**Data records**
· · · · · · ·
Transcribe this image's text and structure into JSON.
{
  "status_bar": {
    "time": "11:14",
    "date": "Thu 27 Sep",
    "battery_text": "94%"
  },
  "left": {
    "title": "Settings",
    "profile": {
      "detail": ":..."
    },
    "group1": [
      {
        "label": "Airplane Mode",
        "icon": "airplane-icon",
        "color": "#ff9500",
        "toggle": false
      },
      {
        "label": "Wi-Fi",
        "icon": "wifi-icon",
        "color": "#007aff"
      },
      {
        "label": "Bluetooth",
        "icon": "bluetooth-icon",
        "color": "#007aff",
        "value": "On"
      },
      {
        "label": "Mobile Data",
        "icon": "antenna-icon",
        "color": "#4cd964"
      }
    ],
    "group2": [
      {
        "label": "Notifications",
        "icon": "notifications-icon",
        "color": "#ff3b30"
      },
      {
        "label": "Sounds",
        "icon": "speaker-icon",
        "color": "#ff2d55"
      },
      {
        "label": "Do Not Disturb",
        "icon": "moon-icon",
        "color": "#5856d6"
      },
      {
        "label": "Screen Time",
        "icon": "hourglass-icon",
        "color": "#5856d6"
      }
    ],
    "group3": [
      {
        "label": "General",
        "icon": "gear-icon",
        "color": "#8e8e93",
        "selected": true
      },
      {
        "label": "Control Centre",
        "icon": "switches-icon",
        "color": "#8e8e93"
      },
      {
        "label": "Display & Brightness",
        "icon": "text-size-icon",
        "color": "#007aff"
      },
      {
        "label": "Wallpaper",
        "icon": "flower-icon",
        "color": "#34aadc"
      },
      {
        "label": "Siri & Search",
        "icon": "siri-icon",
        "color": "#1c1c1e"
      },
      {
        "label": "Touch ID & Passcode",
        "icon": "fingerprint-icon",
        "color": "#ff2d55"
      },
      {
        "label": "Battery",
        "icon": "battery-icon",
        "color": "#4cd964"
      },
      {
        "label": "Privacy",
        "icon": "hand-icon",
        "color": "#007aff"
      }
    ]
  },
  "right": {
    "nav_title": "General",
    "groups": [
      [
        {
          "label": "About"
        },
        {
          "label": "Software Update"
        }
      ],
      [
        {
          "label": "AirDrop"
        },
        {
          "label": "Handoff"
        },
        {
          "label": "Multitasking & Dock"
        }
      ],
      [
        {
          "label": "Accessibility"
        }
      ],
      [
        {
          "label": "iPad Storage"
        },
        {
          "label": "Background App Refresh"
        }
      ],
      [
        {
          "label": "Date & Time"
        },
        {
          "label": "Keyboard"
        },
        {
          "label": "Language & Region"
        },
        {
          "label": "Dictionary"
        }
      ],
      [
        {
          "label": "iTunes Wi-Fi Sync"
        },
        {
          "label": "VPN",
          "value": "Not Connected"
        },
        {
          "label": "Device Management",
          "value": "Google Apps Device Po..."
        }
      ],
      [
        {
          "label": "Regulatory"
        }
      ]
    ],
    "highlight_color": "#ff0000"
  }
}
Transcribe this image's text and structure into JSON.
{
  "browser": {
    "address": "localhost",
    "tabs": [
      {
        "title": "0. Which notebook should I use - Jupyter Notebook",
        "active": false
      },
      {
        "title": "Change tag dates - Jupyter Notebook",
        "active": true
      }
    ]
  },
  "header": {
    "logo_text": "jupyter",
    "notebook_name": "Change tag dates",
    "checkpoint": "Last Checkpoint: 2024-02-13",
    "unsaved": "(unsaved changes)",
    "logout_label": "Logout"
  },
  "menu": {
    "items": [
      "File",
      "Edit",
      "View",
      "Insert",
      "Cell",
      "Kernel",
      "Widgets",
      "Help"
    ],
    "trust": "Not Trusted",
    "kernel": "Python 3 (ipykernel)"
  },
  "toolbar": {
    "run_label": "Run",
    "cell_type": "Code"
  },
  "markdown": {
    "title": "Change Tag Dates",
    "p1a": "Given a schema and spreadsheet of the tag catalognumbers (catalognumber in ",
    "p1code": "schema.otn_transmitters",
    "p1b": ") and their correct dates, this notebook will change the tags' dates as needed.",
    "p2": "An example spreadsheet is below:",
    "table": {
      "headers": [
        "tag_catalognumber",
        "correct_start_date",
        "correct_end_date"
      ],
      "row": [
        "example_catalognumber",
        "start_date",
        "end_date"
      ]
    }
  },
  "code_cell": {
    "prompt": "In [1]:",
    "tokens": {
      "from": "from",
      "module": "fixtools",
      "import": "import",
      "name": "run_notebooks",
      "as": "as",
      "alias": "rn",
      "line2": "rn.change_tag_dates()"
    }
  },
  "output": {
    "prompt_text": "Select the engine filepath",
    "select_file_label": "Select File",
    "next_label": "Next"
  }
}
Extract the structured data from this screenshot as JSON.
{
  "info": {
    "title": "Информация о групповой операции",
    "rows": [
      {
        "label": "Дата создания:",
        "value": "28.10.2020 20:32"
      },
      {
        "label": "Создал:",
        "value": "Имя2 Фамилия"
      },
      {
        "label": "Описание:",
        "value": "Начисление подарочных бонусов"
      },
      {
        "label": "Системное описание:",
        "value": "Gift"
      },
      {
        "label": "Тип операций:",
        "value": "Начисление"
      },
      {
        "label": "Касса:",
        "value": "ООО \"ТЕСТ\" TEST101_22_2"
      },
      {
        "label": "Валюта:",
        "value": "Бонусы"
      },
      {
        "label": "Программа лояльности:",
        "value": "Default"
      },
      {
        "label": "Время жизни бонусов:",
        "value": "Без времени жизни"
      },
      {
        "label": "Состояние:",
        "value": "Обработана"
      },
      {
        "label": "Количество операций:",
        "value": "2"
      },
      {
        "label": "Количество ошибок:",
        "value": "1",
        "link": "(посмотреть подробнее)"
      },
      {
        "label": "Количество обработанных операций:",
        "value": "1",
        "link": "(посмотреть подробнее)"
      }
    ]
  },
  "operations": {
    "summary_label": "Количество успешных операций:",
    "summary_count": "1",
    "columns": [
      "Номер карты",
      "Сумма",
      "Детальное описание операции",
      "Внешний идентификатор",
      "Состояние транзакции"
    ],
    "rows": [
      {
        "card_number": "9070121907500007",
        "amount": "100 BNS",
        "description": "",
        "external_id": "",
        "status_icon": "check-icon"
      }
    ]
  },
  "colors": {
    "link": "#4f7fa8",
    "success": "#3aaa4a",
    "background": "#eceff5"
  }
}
· · · · · · ·
**Task description**
Transcribe every entry exactly, omitting nothing.

**Reply to the exercise**
Transcribe this image's text and structure into JSON.
{
  "status_bar": {
    "time": "11:14",
    "date": "Thu 27 Sep",
    "battery_text": "94%"
  },
  "left": {
    "title": "Settings",
    "profile": {
      "detail": ":..."
    },
    "group1": [
      {
        "label": "Airplane Mode",
        "icon": "airplane-icon",
        "color": "#ff9500",
        "toggle": false
      },
      {
        "label": "Wi-Fi",
        "icon": "wifi-icon",
        "color": "#007aff"
      },
      {
        "label": "Bluetooth",
        "icon": "bluetooth-icon",
        "color": "#007aff",
        "value": "On"
      },
      {
        "label": "Mobile Data",
        "icon": "antenna-icon",
        "color": "#4cd964"
      }
    ],
    "group2": [
      {
        "label": "Notifications",
        "icon": "notifications-icon",
        "color": "#ff3b30"
      },
      {
        "label": "Sounds",
        "icon": "speaker-icon",
        "color": "#ff2d55"
      },
      {
        "label": "Do Not Disturb",
        "icon": "moon-icon",
        "color": "#5856d6"
      },
      {
        "label": "Screen Time",
        "icon": "hourglass-icon",
        "color": "#5856d6"
      }
    ],
    "group3": [
      {
        "label": "General",
        "icon": "gear-icon",
        "color": "#8e8e93",
        "selected": true
      },
      {
        "label": "Control Centre",
        "icon": "switches-icon",
        "color": "#8e8e93"
      },
      {
        "label": "Display & Brightness",
        "icon": "text-size-icon",
        "color": "#007aff"
      },
      {
        "label": "Wallpaper",
        "icon": "flower-icon",
        "color": "#34aadc"
      },
      {
        "label": "Siri & Search",
        "icon": "siri-icon",
        "color": "#1c1c1e"
      },
      {
        "label": "Touch ID & Passcode",
        "icon": "fingerprint-icon",
        "color": "#ff2d55"
      },
      {
        "label": "Battery",
        "icon": "battery-icon",
        "color": "#4cd964"
      },
      {
        "label": "Privacy",
        "icon": "hand-icon",
        "color": "#007aff"
      }
    ]
  },
  "right": {
    "nav_title": "General",
    "groups": [
      [
        {
          "label": "About"
        },
        {
          "label": "Software Update"
        }
      ],
      [
        {
          "label": "AirDrop"
        },
        {
          "label": "Handoff"
        },
        {
          "label": "Multitasking & Dock"
        }
      ],
      [
        {
          "label": "Accessibility"
        }
      ],
      [
        {
          "label": "iPad Storage"
        },
        {
          "label": "Background App Refresh"
        }
      ],
      [
        {
          "label": "Date & Time"
        },
        {
          "label": "Keyboard"
        },
        {
          "label": "Language & Region"
        },
        {
          "label": "Dictionary"
        }
      ],
      [
        {
          "label": "iTunes Wi-Fi Sync"
        },
        {
          "label": "VPN",
          "value": "Not Connected"
        },
        {
          "label": "Device Management",
          "value": "Google Apps Device Po..."
        }
      ],
      [
        {
          "label": "Regulatory"
        }
      ]
    ],
    "highlight_color": "#ff0000"
  }
}
Transcribe this image's text and structure into JSON.
{
  "browser": {
    "address": "localhost",
    "tabs": [
      {
        "title": "0. Which notebook should I use - Jupyter Notebook",
        "active": false
      },
      {
        "title": "Change tag dates - Jupyter Notebook",
        "active": true
      }
    ]
  },
  "header": {
    "logo_text": "jupyter",
    "notebook_name": "Change tag dates",
    "checkpoint": "Last Checkpoint: 2024-02-13",
    "unsaved": "(unsaved changes)",
    "logout_label": "Logout"
  },
  "menu": {
    "items": [
      "File",
      "Edit",
      "View",
      "Insert",
      "Cell",
      "Kernel",
      "Widgets",
      "Help"
    ],
    "trust": "Not Trusted",
    "kernel": "Python 3 (ipykernel)"
  },
  "toolbar": {
    "run_label": "Run",
    "cell_type": "Code"
  },
  "markdown": {
    "title": "Change Tag Dates",
    "p1a": "Given a schema and spreadsheet of the tag catalognumbers (catalognumber in ",
    "p1code": "schema.otn_transmitters",
    "p1b": ") and their correct dates, this notebook will change the tags' dates as needed.",
    "p2": "An example spreadsheet is below:",
    "table": {
      "headers": [
        "tag_catalognumber",
        "correct_start_date",
        "correct_end_date"
      ],
      "row": [
        "example_catalognumber",
        "start_date",
        "end_date"
      ]
    }
  },
  "code_cell": {
    "prompt": "In [1]:",
    "tokens": {
      "from": "from",
      "module": "fixtools",
      "import": "import",
      "name": "run_notebooks",
      "as": "as",
      "alias": "rn",
      "line2": "rn.change_tag_dates()"
    }
  },
  "output": {
    "prompt_text": "Select the engine filepath",
    "select_file_label": "Select File",
    "next_label": "Next"
  }
}
Extract the structured data from this screenshot as JSON.
{
  "info": {
    "title": "Информация о групповой операции",
    "rows": [
      {
        "label": "Дата создания:",
        "value": "28.10.2020 20:32"
      },
      {
        "label": "Создал:",
        "value": "Имя2 Фамилия"
      },
      {
        "label": "Описание:",
        "value": "Начисление подарочных бонусов"
      },
      {
        "label": "Системное описание:",
        "value": "Gift"
      },
      {
        "label": "Тип операций:",
        "value": "Начисление"
      },
      {
        "label": "Касса:",
        "value": "ООО \"ТЕСТ\" TEST101_22_2"
      },
      {
        "label": "Валюта:",
        "value": "Бонусы"
      },
      {
        "label": "Программа лояльности:",
        "value": "Default"
      },
      {
        "label": "Время жизни бонусов:",
        "value": "Без времени жизни"
      },
      {
        "label": "Состояние:",
        "value": "Обработана"
      },
      {
        "label": "Количество операций:",
        "value": "2"
      },
      {
        "label": "Количество ошибок:",
        "value": "1",
        "link": "(посмотреть подробнее)"
      },
      {
        "label": "Количество обработанных операций:",
        "value": "1",
        "link": "(посмотреть подробнее)"
      }
    ]
  },
  "operations": {
    "summary_label": "Количество успешных операций:",
    "summary_count": "1",
    "columns": [
      "Номер карты",
      "Сумма",
      "Детальное описание операции",
      "Внешний идентификатор",
      "Состояние транзакции"
    ],
    "rows": [
      {
        "card_number": "9070121907500007",
        "amount": "100 BNS",
        "description": "",
        "external_id": "",
        "status_icon": "check-icon"
      }
    ]
  },
  "colors": {
    "link": "#4f7fa8",
    "success": "#3aaa4a",
    "background": "#eceff5"
  }
}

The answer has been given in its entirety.